• Records to use:
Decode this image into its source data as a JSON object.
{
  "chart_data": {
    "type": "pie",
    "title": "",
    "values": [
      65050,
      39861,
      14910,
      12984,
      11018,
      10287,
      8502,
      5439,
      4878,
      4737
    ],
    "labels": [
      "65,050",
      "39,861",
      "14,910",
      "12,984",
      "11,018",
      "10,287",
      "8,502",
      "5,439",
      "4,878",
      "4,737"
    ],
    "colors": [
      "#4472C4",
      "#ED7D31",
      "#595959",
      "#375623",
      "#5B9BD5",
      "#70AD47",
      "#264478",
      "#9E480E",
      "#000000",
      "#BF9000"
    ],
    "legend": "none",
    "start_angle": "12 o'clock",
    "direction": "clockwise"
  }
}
--
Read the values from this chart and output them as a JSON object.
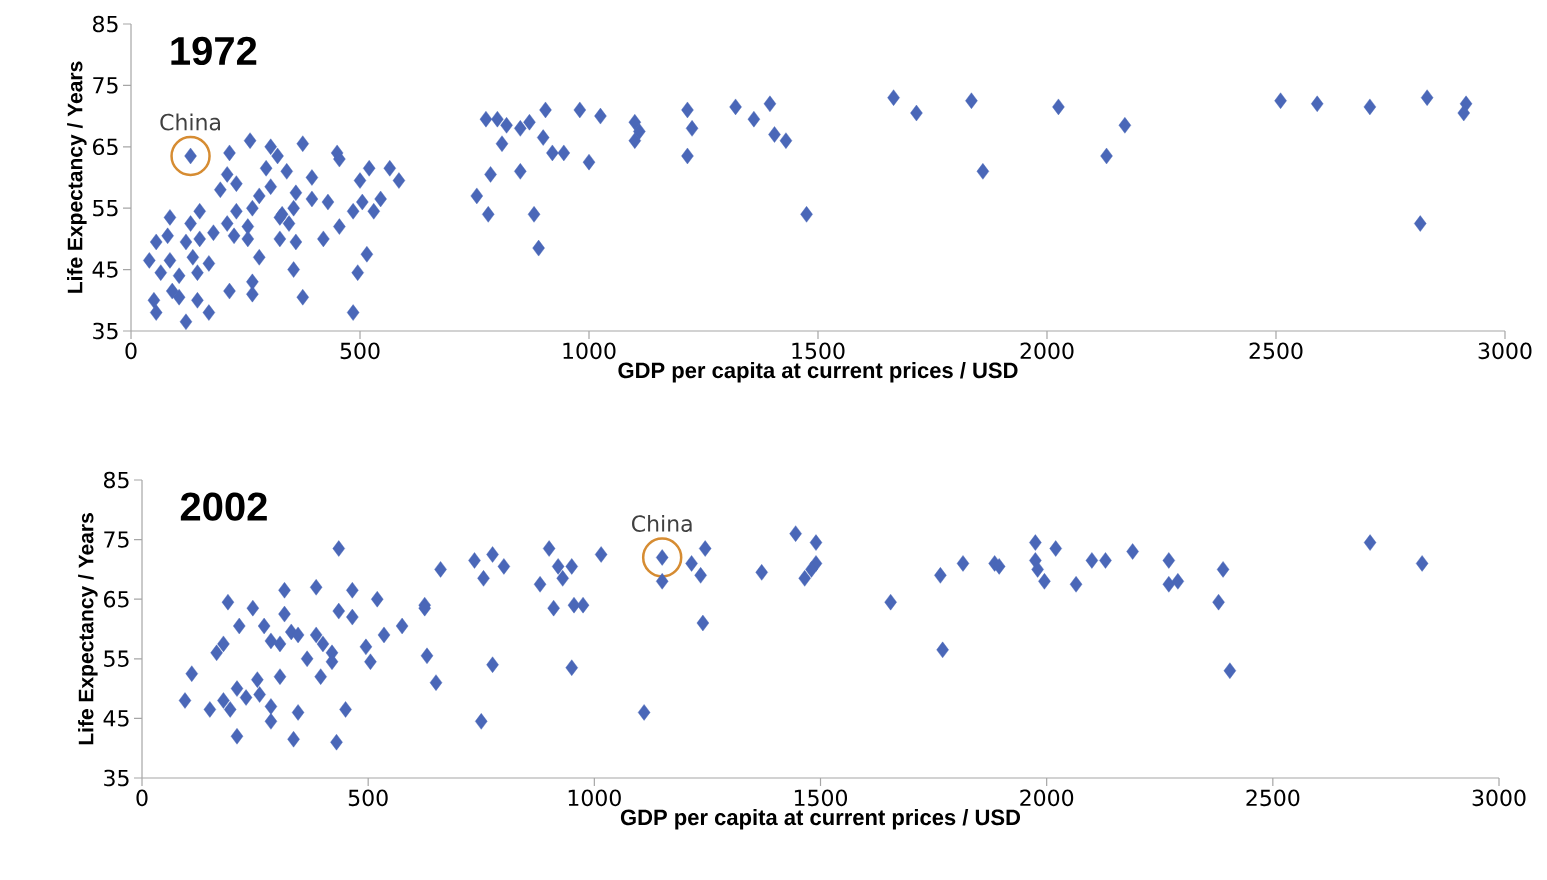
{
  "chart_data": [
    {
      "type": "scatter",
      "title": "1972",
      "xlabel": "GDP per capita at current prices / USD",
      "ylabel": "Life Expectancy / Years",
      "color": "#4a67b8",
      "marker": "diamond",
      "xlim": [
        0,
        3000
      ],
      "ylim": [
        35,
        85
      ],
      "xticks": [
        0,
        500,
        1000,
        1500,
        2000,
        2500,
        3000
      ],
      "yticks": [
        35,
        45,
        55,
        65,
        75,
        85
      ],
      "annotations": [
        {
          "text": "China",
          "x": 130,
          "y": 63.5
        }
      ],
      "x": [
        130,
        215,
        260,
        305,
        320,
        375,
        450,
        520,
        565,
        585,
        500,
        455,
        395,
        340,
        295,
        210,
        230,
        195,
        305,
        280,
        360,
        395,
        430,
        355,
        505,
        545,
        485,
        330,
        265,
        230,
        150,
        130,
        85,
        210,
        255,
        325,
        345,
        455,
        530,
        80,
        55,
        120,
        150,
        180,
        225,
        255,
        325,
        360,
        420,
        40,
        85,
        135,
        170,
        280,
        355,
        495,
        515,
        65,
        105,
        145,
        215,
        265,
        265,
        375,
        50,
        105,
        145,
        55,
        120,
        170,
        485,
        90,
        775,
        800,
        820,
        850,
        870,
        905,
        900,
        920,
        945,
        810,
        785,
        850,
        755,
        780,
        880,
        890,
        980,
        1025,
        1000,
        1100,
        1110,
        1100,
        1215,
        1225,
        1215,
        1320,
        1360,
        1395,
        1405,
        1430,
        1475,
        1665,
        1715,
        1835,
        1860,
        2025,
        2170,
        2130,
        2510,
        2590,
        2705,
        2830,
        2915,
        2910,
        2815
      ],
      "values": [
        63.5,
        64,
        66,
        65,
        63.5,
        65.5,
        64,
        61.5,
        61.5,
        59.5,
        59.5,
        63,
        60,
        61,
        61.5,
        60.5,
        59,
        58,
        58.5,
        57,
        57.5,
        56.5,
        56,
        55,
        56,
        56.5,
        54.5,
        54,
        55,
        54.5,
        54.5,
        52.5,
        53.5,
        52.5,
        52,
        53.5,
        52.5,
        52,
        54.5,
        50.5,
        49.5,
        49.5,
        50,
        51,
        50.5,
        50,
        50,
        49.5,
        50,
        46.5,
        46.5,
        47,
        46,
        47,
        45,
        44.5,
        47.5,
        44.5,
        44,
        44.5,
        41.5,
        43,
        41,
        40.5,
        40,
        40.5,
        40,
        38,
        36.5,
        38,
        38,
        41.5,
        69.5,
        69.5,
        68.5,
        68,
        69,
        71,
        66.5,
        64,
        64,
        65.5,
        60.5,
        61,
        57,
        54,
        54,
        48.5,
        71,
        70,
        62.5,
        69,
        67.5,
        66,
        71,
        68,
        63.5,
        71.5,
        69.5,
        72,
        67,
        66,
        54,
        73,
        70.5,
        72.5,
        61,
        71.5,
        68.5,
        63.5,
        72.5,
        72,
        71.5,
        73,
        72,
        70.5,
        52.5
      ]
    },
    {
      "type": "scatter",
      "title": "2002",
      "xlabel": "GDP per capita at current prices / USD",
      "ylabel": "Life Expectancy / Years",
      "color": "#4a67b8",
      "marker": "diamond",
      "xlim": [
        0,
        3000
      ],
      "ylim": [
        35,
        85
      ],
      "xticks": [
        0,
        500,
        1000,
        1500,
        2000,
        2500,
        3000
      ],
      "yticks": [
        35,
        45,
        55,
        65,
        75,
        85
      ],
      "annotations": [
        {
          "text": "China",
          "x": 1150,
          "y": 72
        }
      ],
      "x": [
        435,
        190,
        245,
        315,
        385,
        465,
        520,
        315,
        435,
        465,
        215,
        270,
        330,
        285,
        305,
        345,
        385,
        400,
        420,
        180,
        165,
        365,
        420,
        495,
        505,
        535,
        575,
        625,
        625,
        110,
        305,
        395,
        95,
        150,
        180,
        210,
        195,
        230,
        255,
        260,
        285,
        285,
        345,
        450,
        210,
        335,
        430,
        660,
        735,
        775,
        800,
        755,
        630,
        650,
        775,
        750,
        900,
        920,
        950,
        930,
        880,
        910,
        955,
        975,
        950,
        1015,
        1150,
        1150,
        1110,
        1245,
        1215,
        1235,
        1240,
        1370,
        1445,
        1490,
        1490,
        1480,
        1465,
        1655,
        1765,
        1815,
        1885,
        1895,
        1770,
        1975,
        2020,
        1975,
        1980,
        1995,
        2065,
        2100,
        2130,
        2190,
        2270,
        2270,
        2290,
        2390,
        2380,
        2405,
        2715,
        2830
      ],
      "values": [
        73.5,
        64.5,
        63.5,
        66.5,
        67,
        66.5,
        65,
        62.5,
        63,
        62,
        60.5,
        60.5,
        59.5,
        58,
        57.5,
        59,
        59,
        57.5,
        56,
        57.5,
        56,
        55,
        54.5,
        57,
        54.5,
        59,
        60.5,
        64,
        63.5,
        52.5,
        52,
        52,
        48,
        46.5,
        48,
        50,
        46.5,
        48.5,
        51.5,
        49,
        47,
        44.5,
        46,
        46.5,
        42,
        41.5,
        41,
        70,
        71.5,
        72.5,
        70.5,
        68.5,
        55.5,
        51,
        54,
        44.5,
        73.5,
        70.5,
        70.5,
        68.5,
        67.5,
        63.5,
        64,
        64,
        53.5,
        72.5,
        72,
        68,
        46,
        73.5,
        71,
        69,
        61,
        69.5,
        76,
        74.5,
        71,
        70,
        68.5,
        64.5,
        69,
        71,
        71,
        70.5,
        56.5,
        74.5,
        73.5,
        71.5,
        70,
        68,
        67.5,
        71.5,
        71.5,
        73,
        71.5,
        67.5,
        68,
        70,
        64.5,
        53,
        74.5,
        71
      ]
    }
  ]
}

• Challenge: Work out how many lines of the data hold the string "this". Reply with that number alone.

• In response: 2